Answer these questions from the email below:
(a) Which header does the diff add to sys/arch/amd64/amd64/cpu.c?
(b) Which call is inserted inside the `#if defined(MULTIPROCESSOR)` block in cpu_attach()?
(c) According to Dave Voutila, why is now a good time to start the conversation again?

[Start of Text extract]

Index | Thread | Search

From:
Dave Voutila <dv@sisu.io>
Subject:
Re: rewrite wbinvd_on_all_cpus_acked() using cpu_xcall(9)
To:
tech@openbsd.org
Cc:
dlg@openbsd.org
Date:
Thu, 06 Nov 2025 12:18:27 -0500

Download raw body.

Thread
hshoexer <hshoexer@yerbouti.franken.de> writes:

> Hi,
>
> I'd like to simplify the implementation of amd64's
> wbinvd_on_all_cpus_acked() by using cpu_xcall(9).
>
> The diff below rewrites wbinvd_on_all_cpus_acked() accordingly.
>
> The required xcall glue code for amd64 is from this [1] mail by
> dlg@.  If the wbinvd_on_all_cpus_acked() is ok, I'm fine with
> splitting this diff.
>
> Thoughts?
>

I believe dlg@ has some changes he may not have shared that are not in
tree that shuffle a bit of how things split across MI/MD.

Given we're post-release, I think it's a good time to start that
conversation again.

> Take care,
> HJ.
>
> [1] https://marc.info/?l=openbsd-tech&m=175246988124240
> -----------------------------------------------------------------
> commit 394bdebb36b1c9699343896fa2091cd1f52be6e3
> Author: hshoexer <hshoexer@yerbouti.franken.de>
> Date:   Thu Nov 6 15:01:52 2025 +0100
>
>     rewrite wbinvd_on_all_cpus_acked() using cpu_xcall(9)
>
>     change includes required amd64 glue code by dlg@ as seen here:
>     https://marc.info/?l=openbsd-tech&m=175246988124240
>
> diff --git a/sys/arch/amd64/amd64/cpu.c b/sys/arch/amd64/amd64/cpu.c
> index 5baf179a398..93f554cb652 100644
> --- a/sys/arch/amd64/amd64/cpu.c
> +++ b/sys/arch/amd64/amd64/cpu.c
> @@ -79,6 +79,7 @@
>  #include <sys/memrange.h>
>  #include <sys/atomic.h>
>  #include <sys/user.h>
> +#include <sys/xcall.h>
>
>  #include <uvm/uvm_extern.h>
>
> @@ -642,6 +643,8 @@ cpu_attach(struct device *parent, struct device *self, void *aux)
>  #endif
>
>  #if defined(MULTIPROCESSOR)
> +	cpu_xcall_establish(ci);
> +
>  	/*
>  	 * Allocate UPAGES contiguous pages for the idle PCB and stack.
>  	 */
> @@ -1475,44 +1478,23 @@ wbinvd_on_all_cpus(void)
>  	return 0;
>  }
>
> -volatile long wbinvd_wait __attribute__((section(".kudata")));
> +static void
> +xcwbinvd(void *arg)

[End of Text extract]
[Start of Data provided]

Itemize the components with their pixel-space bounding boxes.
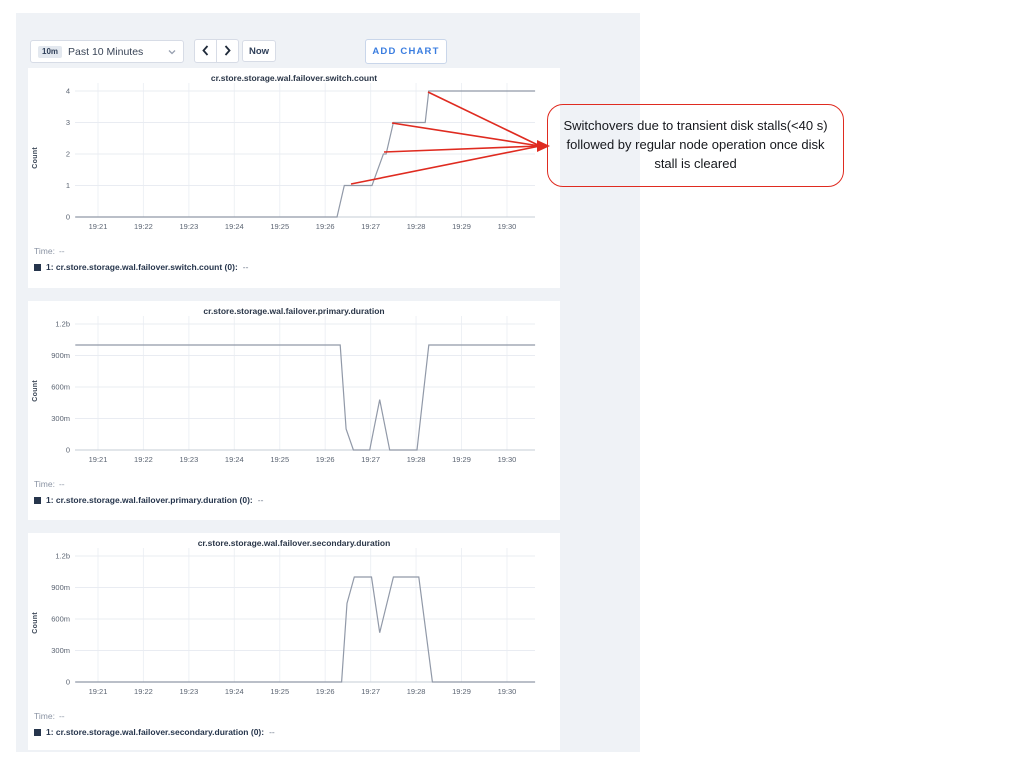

[End of Data provided]

Reply to the exercise:
(a) <sys/xcall.h>
(b) cpu_xcall_establish(ci);
(c) Because they are post-release.